* _Records excerpted from a collection_:
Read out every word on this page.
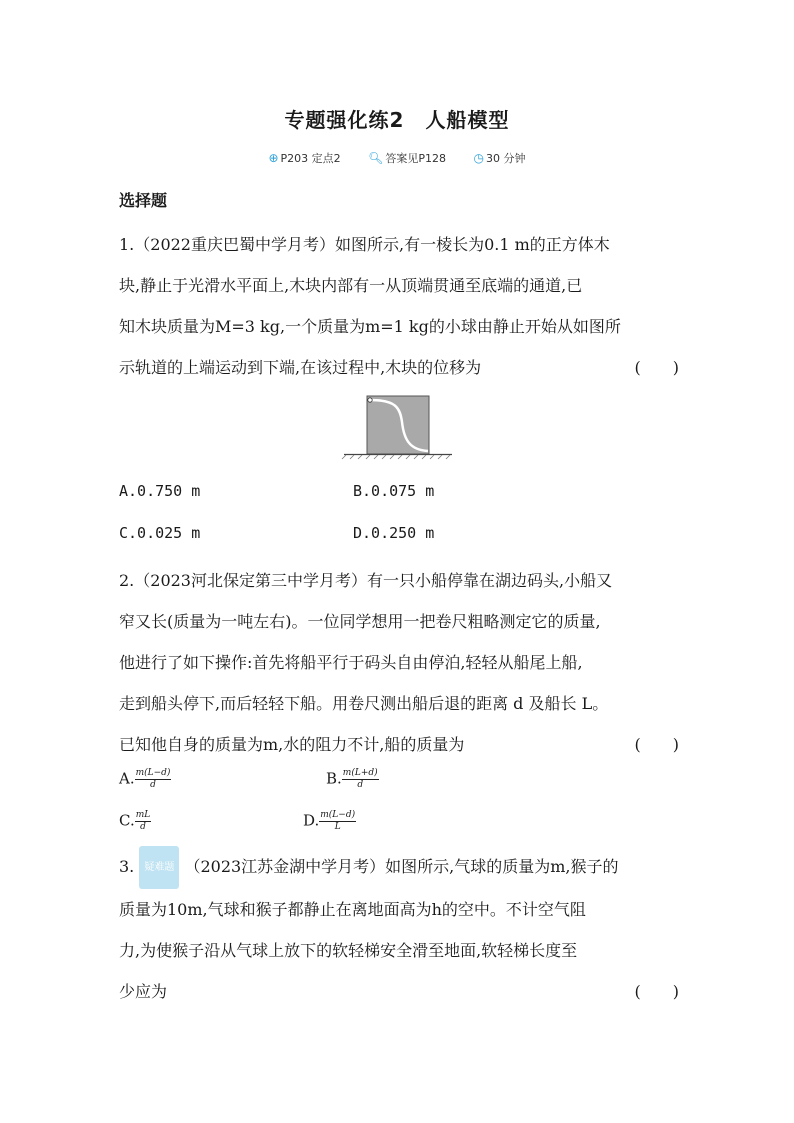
专题强化练2　人船模型
⊕ P203 定点2 🔍︎ 答案见P128 ◷ 30 分钟
选择题
1.（2022重庆巴蜀中学月考）如图所示,有一棱长为0.1 m的正方体木
块,静止于光滑水平面上,木块内部有一从顶端贯通至底端的通道,已
知木块质量为M=3 kg,一个质量为m=1 kg的小球由静止开始从如图所
示轨道的上端运动到下端,在该过程中,木块的位移为	(　　)
A.0.750 m	B.0.075 m
C.0.025 m	D.0.250 m
2.（2023河北保定第三中学月考）有一只小船停靠在湖边码头,小船又
窄又长(质量为一吨左右)。一位同学想用一把卷尺粗略测定它的质量,
他进行了如下操作:首先将船平行于码头自由停泊,轻轻从船尾上船,
走到船头停下,而后轻轻下船。用卷尺测出船后退的距离 d 及船长 L。
已知他自身的质量为m,水的阻力不计,船的质量为	(　　)
A. $\frac{m(L-d)}{d}$	B. $\frac{m(L+d)}{d}$
C. $\frac{mL}{d}$	D. $\frac{m(L-d)}{L}$
3. 疑难题 （2023江苏金湖中学月考）如图所示,气球的质量为m,猴子的
质量为10m,气球和猴子都静止在离地面高为h的空中。不计空气阻
力,为使猴子沿从气球上放下的软轻梯安全滑至地面,软轻梯长度至
少应为	(　　)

* _THE TASK_: Go through the entries above and output them exactly, without pictures.

* _RESULT OF THE TASK_:
Read out every word on this page.
专题强化练2　人船模型
⊕ P203 定点2 🔍︎ 答案见P128 ◷ 30 分钟
选择题
1.（2022重庆巴蜀中学月考）如图所示,有一棱长为0.1 m的正方体木
块,静止于光滑水平面上,木块内部有一从顶端贯通至底端的通道,已
知木块质量为M=3 kg,一个质量为m=1 kg的小球由静止开始从如图所
示轨道的上端运动到下端,在该过程中,木块的位移为	(　　)
A.0.750 m	B.0.075 m
C.0.025 m	D.0.250 m
2.（2023河北保定第三中学月考）有一只小船停靠在湖边码头,小船又
窄又长(质量为一吨左右)。一位同学想用一把卷尺粗略测定它的质量,
他进行了如下操作:首先将船平行于码头自由停泊,轻轻从船尾上船,
走到船头停下,而后轻轻下船。用卷尺测出船后退的距离 d 及船长 L。
已知他自身的质量为m,水的阻力不计,船的质量为	(　　)
A. $\frac{m(L-d)}{d}$	B. $\frac{m(L+d)}{d}$
C. $\frac{mL}{d}$	D. $\frac{m(L-d)}{L}$
3. 疑难题 （2023江苏金湖中学月考）如图所示,气球的质量为m,猴子的
质量为10m,气球和猴子都静止在离地面高为h的空中。不计空气阻
力,为使猴子沿从气球上放下的软轻梯安全滑至地面,软轻梯长度至
少应为	(　　)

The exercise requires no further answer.